**EXERCISE TASK**
In the listing below, locate the lines bearing the word "name". Copy every one of them.

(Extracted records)
————

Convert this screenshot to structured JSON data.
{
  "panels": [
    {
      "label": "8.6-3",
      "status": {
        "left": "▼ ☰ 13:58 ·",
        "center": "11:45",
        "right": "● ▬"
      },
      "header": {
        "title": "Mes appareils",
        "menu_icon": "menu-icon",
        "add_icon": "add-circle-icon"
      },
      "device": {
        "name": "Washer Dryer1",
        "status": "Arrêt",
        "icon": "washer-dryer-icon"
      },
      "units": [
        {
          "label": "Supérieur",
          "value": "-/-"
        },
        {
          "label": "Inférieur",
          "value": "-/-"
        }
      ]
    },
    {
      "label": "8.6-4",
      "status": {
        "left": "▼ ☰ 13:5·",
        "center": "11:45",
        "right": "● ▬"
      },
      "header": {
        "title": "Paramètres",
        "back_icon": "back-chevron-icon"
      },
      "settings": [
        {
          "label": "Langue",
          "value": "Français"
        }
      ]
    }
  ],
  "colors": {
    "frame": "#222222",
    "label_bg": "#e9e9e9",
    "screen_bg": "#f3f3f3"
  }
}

————

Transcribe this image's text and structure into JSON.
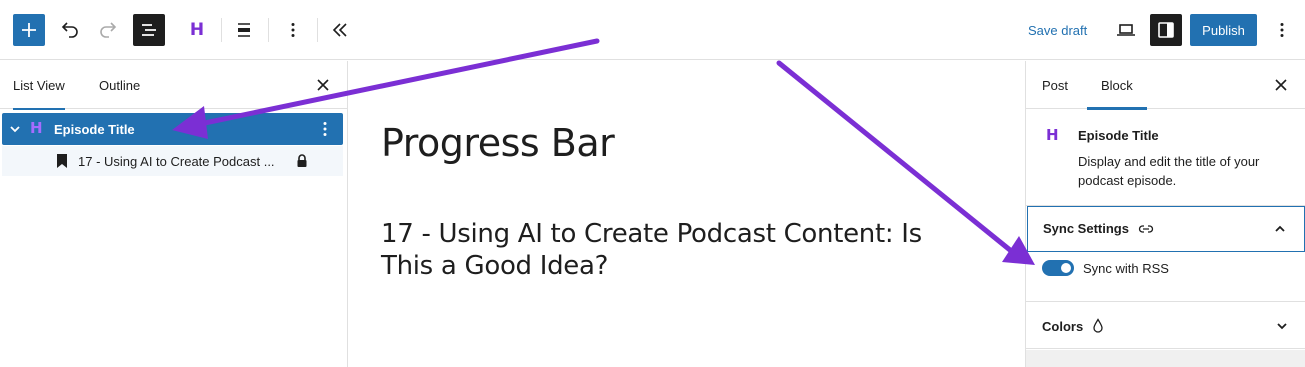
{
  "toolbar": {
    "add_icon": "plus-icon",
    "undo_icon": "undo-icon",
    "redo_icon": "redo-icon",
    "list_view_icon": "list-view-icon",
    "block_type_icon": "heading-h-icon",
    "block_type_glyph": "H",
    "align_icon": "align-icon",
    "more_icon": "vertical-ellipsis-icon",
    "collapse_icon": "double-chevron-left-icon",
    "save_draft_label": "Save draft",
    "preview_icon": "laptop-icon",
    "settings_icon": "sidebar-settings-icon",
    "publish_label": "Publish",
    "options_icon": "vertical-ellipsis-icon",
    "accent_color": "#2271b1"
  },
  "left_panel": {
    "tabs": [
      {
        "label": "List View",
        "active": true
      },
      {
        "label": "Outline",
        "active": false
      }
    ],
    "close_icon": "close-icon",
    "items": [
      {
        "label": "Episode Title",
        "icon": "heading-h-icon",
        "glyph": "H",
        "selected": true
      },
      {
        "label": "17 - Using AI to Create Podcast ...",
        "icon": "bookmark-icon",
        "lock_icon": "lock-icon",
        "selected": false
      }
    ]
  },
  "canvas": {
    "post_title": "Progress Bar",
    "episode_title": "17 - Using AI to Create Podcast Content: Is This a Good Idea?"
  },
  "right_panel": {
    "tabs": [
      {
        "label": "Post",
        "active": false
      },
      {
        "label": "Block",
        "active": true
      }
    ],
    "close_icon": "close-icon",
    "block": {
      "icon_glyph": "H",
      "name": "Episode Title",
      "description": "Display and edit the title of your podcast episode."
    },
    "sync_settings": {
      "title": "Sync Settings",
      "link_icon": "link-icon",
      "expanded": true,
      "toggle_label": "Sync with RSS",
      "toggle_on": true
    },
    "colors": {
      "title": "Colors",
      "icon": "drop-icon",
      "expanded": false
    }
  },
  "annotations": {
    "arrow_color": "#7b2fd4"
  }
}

————

**ANSWER IN FULL**
        "name": "Washer Dryer1",
      "name": "Episode Title",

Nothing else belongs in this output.